== Data to process ==
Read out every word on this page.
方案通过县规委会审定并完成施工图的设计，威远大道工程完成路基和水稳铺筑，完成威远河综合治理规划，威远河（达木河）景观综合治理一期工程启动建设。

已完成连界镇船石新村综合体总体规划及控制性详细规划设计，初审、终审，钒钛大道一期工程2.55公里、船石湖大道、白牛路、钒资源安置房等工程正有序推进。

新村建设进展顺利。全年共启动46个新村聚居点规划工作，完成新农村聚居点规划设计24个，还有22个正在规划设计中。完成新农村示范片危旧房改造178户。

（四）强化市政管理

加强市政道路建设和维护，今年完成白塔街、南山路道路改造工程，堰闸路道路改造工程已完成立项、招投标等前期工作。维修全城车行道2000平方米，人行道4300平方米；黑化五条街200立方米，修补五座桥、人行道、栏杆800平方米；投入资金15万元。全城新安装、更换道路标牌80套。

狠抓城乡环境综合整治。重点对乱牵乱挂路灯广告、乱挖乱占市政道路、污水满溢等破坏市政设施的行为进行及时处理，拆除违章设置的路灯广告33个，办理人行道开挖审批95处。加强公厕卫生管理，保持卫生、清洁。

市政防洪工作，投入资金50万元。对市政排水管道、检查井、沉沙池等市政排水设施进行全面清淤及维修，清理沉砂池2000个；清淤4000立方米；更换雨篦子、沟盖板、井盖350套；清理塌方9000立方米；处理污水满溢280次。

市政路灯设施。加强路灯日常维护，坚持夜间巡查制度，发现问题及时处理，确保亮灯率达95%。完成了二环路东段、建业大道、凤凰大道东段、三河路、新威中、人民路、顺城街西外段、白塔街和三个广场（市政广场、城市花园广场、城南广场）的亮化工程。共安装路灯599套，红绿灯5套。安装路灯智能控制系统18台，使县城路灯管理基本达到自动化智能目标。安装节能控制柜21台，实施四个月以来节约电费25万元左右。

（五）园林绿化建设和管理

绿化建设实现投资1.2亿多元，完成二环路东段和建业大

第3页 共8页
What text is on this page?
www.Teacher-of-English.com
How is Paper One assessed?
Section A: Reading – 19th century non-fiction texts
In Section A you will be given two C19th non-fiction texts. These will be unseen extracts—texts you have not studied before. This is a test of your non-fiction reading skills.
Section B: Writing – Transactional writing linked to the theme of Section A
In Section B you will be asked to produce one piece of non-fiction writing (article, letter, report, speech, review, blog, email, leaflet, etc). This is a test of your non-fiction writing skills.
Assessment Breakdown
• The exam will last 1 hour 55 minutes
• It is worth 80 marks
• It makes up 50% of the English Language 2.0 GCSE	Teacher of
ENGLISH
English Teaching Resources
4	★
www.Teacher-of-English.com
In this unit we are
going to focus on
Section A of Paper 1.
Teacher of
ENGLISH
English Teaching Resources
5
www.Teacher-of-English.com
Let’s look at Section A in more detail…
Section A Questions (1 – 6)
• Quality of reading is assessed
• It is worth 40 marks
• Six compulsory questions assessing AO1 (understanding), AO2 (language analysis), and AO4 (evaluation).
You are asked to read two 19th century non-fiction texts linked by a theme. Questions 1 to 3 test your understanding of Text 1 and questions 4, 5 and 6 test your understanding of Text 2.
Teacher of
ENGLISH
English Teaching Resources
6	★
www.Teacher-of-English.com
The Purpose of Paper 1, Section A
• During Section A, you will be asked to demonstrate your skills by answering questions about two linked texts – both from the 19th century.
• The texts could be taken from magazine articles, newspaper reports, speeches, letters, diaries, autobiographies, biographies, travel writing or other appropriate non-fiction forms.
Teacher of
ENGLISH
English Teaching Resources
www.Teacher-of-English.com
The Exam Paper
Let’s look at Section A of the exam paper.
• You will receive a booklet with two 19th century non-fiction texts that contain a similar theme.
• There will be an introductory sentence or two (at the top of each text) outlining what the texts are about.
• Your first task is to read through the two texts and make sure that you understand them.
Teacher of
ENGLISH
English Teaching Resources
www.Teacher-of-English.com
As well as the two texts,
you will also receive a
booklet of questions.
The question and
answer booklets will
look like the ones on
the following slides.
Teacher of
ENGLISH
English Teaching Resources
===
Scan the data for the word "understanding" and copy every line where it shows up.

• Six compulsory questions assessing AO1 (understanding), AO2 (language analysis), and AO4 (evaluation).
You are asked to read two 19th century non-fiction texts linked by a theme. Questions 1 to 3 test your understanding of Text 1 and questions 4, 5 and 6 test your understanding of Text 2.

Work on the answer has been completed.